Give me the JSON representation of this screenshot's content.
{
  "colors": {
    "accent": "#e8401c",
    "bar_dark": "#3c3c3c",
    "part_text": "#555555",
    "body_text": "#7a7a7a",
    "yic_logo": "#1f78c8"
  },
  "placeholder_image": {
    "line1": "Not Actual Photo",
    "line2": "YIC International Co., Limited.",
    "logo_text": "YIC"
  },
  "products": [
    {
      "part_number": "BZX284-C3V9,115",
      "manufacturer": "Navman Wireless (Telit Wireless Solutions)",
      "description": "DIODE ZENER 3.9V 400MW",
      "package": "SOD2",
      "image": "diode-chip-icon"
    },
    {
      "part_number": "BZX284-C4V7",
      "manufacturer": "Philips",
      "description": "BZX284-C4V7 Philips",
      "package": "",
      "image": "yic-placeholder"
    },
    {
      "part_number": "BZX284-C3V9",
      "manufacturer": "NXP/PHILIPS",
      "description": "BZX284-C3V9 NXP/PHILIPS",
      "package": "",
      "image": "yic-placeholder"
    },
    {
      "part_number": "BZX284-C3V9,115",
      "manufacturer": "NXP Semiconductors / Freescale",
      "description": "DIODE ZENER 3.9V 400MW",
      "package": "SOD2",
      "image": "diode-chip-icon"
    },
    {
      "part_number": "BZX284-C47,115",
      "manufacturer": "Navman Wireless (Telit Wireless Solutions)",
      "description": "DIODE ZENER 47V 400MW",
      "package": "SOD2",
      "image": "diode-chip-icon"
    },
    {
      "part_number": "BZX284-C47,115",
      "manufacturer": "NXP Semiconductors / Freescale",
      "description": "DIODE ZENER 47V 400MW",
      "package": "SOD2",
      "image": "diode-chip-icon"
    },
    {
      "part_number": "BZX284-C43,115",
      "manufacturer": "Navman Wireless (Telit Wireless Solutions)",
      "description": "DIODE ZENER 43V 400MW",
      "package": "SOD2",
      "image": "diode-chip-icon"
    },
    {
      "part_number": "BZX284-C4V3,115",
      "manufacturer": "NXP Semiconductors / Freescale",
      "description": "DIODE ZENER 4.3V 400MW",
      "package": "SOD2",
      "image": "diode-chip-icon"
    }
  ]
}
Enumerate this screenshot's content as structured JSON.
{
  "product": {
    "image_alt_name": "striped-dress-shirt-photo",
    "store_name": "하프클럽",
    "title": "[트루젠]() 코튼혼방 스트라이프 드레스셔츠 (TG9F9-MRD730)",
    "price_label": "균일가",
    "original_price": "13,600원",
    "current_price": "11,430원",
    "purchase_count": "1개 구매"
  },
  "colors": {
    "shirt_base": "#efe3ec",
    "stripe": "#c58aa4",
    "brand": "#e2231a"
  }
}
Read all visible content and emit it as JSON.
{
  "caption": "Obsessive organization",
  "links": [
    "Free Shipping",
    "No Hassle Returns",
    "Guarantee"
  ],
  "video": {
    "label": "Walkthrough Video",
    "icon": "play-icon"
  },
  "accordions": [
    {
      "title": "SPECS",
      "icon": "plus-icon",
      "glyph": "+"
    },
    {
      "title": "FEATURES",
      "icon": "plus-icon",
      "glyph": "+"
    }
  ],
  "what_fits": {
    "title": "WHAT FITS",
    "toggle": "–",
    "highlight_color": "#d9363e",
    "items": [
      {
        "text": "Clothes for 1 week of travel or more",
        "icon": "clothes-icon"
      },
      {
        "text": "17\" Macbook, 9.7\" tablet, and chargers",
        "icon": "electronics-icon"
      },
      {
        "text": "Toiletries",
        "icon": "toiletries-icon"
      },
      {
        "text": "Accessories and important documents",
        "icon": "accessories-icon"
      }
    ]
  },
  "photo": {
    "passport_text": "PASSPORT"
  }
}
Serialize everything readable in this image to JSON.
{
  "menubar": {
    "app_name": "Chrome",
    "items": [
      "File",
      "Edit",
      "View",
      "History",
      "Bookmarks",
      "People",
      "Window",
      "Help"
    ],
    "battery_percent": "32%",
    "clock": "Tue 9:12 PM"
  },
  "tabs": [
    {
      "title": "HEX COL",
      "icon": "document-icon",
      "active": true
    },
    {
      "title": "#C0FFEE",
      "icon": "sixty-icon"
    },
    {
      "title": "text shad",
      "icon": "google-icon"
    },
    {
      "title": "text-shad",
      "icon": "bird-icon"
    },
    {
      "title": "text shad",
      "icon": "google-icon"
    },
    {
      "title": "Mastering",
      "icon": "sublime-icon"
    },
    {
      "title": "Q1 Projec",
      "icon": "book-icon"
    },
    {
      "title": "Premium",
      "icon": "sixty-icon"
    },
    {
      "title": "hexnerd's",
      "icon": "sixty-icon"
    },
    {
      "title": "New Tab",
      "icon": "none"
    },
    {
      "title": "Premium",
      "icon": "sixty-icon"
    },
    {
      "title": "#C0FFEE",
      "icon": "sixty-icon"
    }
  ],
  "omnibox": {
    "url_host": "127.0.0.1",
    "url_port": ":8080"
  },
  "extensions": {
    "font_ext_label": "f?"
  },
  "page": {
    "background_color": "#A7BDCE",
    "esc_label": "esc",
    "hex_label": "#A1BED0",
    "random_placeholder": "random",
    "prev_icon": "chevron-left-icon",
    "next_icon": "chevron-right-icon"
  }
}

OBJECTIVE: Extract the complete listing above, reproducing each line exactly.

SOLUTION BELOW:
Give me the JSON representation of this screenshot's content.
{
  "colors": {
    "accent": "#e8401c",
    "bar_dark": "#3c3c3c",
    "part_text": "#555555",
    "body_text": "#7a7a7a",
    "yic_logo": "#1f78c8"
  },
  "placeholder_image": {
    "line1": "Not Actual Photo",
    "line2": "YIC International Co., Limited.",
    "logo_text": "YIC"
  },
  "products": [
    {
      "part_number": "BZX284-C3V9,115",
      "manufacturer": "Navman Wireless (Telit Wireless Solutions)",
      "description": "DIODE ZENER 3.9V 400MW",
      "package": "SOD2",
      "image": "diode-chip-icon"
    },
    {
      "part_number": "BZX284-C4V7",
      "manufacturer": "Philips",
      "description": "BZX284-C4V7 Philips",
      "package": "",
      "image": "yic-placeholder"
    },
    {
      "part_number": "BZX284-C3V9",
      "manufacturer": "NXP/PHILIPS",
      "description": "BZX284-C3V9 NXP/PHILIPS",
      "package": "",
      "image": "yic-placeholder"
    },
    {
      "part_number": "BZX284-C3V9,115",
      "manufacturer": "NXP Semiconductors / Freescale",
      "description": "DIODE ZENER 3.9V 400MW",
      "package": "SOD2",
      "image": "diode-chip-icon"
    },
    {
      "part_number": "BZX284-C47,115",
      "manufacturer": "Navman Wireless (Telit Wireless Solutions)",
      "description": "DIODE ZENER 47V 400MW",
      "package": "SOD2",
      "image": "diode-chip-icon"
    },
    {
      "part_number": "BZX284-C47,115",
      "manufacturer": "NXP Semiconductors / Freescale",
      "description": "DIODE ZENER 47V 400MW",
      "package": "SOD2",
      "image": "diode-chip-icon"
    },
    {
      "part_number": "BZX284-C43,115",
      "manufacturer": "Navman Wireless (Telit Wireless Solutions)",
      "description": "DIODE ZENER 43V 400MW",
      "package": "SOD2",
      "image": "diode-chip-icon"
    },
    {
      "part_number": "BZX284-C4V3,115",
      "manufacturer": "NXP Semiconductors / Freescale",
      "description": "DIODE ZENER 4.3V 400MW",
      "package": "SOD2",
      "image": "diode-chip-icon"
    }
  ]
}
Enumerate this screenshot's content as structured JSON.
{
  "product": {
    "image_alt_name": "striped-dress-shirt-photo",
    "store_name": "하프클럽",
    "title": "[트루젠]() 코튼혼방 스트라이프 드레스셔츠 (TG9F9-MRD730)",
    "price_label": "균일가",
    "original_price": "13,600원",
    "current_price": "11,430원",
    "purchase_count": "1개 구매"
  },
  "colors": {
    "shirt_base": "#efe3ec",
    "stripe": "#c58aa4",
    "brand": "#e2231a"
  }
}
Read all visible content and emit it as JSON.
{
  "caption": "Obsessive organization",
  "links": [
    "Free Shipping",
    "No Hassle Returns",
    "Guarantee"
  ],
  "video": {
    "label": "Walkthrough Video",
    "icon": "play-icon"
  },
  "accordions": [
    {
      "title": "SPECS",
      "icon": "plus-icon",
      "glyph": "+"
    },
    {
      "title": "FEATURES",
      "icon": "plus-icon",
      "glyph": "+"
    }
  ],
  "what_fits": {
    "title": "WHAT FITS",
    "toggle": "–",
    "highlight_color": "#d9363e",
    "items": [
      {
        "text": "Clothes for 1 week of travel or more",
        "icon": "clothes-icon"
      },
      {
        "text": "17\" Macbook, 9.7\" tablet, and chargers",
        "icon": "electronics-icon"
      },
      {
        "text": "Toiletries",
        "icon": "toiletries-icon"
      },
      {
        "text": "Accessories and important documents",
        "icon": "accessories-icon"
      }
    ]
  },
  "photo": {
    "passport_text": "PASSPORT"
  }
}
Serialize everything readable in this image to JSON.
{
  "menubar": {
    "app_name": "Chrome",
    "items": [
      "File",
      "Edit",
      "View",
      "History",
      "Bookmarks",
      "People",
      "Window",
      "Help"
    ],
    "battery_percent": "32%",
    "clock": "Tue 9:12 PM"
  },
  "tabs": [
    {
      "title": "HEX COL",
      "icon": "document-icon",
      "active": true
    },
    {
      "title": "#C0FFEE",
      "icon": "sixty-icon"
    },
    {
      "title": "text shad",
      "icon": "google-icon"
    },
    {
      "title": "text-shad",
      "icon": "bird-icon"
    },
    {
      "title": "text shad",
      "icon": "google-icon"
    },
    {
      "title": "Mastering",
      "icon": "sublime-icon"
    },
    {
      "title": "Q1 Projec",
      "icon": "book-icon"
    },
    {
      "title": "Premium",
      "icon": "sixty-icon"
    },
    {
      "title": "hexnerd's",
      "icon": "sixty-icon"
    },
    {
      "title": "New Tab",
      "icon": "none"
    },
    {
      "title": "Premium",
      "icon": "sixty-icon"
    },
    {
      "title": "#C0FFEE",
      "icon": "sixty-icon"
    }
  ],
  "omnibox": {
    "url_host": "127.0.0.1",
    "url_port": ":8080"
  },
  "extensions": {
    "font_ext_label": "f?"
  },
  "page": {
    "background_color": "#A7BDCE",
    "esc_label": "esc",
    "hex_label": "#A1BED0",
    "random_placeholder": "random",
    "prev_icon": "chevron-left-icon",
    "next_icon": "chevron-right-icon"
  }
}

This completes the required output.